#### SET TASK
Of all the lines in the material below, how many include the string "ecosystems"? Give the number only.

#### EXERCISE INPUT
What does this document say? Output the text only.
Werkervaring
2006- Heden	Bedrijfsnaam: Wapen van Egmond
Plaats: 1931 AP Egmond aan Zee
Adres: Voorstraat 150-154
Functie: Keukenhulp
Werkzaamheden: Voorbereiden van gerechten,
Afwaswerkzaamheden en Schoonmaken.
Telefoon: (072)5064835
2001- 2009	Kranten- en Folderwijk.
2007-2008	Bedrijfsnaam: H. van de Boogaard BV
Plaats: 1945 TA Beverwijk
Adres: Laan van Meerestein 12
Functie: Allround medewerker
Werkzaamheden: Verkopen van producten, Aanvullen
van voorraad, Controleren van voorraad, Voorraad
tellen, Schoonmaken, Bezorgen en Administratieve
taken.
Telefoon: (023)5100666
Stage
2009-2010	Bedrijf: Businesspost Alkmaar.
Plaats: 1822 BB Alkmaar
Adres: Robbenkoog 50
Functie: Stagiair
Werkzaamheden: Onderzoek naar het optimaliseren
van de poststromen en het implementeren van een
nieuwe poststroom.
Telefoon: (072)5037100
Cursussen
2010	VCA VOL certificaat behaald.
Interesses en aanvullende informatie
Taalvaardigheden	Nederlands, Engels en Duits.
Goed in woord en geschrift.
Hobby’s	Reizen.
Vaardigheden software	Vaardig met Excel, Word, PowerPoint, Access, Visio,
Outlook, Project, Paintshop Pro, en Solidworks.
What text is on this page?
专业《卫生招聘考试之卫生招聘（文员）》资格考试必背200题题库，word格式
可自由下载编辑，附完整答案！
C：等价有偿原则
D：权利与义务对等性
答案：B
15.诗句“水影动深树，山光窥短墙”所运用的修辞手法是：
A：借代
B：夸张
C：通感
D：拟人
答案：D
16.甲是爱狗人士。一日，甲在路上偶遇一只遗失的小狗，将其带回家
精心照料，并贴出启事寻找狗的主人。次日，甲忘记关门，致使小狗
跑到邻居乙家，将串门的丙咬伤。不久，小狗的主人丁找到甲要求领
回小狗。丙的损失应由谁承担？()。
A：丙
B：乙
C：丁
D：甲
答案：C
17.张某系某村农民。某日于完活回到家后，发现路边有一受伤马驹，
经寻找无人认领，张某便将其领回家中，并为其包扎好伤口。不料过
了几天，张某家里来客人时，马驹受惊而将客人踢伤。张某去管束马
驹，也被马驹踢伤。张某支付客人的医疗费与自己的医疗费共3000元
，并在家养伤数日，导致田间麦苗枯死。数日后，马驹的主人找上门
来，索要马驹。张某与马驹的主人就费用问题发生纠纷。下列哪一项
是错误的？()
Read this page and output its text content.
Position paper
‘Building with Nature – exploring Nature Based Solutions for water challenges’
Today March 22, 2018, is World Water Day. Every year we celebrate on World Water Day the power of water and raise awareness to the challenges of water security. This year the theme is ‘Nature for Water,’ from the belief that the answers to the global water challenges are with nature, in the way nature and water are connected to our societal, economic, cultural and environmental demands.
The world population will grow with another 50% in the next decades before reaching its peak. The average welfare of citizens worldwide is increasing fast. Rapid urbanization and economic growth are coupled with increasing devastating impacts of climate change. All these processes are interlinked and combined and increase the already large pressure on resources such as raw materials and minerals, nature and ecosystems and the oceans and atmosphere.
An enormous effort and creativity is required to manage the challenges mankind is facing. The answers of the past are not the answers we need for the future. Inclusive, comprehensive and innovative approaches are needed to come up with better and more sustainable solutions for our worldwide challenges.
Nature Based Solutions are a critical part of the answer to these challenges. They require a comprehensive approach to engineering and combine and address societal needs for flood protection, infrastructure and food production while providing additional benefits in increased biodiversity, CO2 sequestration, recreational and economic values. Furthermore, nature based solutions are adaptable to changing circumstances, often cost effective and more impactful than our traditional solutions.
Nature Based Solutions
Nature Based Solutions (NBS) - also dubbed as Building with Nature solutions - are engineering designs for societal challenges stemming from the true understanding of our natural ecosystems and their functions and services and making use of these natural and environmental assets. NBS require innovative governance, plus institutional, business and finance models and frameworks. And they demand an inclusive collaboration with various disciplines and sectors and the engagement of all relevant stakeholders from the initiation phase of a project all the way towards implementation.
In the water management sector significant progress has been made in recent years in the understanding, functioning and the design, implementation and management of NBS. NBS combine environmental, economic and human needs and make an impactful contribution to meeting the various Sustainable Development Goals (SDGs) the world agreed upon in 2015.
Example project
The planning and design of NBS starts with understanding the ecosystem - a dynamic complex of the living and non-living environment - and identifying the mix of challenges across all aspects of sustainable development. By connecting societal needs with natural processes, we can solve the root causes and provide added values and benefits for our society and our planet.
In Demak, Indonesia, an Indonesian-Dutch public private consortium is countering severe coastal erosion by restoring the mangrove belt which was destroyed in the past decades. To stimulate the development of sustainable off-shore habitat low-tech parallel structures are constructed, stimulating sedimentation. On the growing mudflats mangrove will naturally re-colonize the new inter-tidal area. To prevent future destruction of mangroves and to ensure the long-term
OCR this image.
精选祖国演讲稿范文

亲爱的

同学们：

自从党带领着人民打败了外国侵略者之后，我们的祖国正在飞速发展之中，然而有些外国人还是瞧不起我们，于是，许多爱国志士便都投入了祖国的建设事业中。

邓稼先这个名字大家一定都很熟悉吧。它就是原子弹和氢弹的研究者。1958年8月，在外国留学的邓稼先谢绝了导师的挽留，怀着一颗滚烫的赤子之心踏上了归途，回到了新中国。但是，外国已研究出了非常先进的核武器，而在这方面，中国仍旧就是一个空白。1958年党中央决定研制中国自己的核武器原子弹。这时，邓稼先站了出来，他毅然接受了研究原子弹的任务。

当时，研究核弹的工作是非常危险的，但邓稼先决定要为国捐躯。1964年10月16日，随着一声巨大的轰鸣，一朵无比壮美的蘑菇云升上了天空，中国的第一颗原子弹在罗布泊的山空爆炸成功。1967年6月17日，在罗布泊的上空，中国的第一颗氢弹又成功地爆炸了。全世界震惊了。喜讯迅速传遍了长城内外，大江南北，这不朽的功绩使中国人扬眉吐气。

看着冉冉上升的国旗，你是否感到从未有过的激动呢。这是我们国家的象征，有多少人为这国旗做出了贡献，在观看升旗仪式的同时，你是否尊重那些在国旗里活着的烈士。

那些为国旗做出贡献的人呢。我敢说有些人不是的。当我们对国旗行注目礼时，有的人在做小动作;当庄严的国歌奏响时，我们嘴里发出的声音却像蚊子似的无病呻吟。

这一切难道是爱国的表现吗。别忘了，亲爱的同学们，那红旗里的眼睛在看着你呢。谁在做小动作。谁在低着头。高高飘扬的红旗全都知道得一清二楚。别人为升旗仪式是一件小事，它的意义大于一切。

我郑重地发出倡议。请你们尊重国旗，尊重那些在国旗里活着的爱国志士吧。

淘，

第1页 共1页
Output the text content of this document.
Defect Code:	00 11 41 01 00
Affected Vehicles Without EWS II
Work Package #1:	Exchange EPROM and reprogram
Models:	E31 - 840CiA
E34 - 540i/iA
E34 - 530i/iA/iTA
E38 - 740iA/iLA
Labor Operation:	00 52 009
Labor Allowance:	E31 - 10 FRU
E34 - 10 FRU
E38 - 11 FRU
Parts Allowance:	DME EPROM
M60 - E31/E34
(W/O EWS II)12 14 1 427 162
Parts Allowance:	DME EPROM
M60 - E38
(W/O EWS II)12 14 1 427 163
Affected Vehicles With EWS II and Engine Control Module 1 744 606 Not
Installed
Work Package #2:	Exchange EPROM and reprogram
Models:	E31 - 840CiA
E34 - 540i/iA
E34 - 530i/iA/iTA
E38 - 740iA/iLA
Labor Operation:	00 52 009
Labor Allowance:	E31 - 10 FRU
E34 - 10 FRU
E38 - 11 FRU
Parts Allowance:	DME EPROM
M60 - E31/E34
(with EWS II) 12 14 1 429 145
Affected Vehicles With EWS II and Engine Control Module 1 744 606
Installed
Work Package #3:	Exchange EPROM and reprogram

#### TASK RESPONSE
2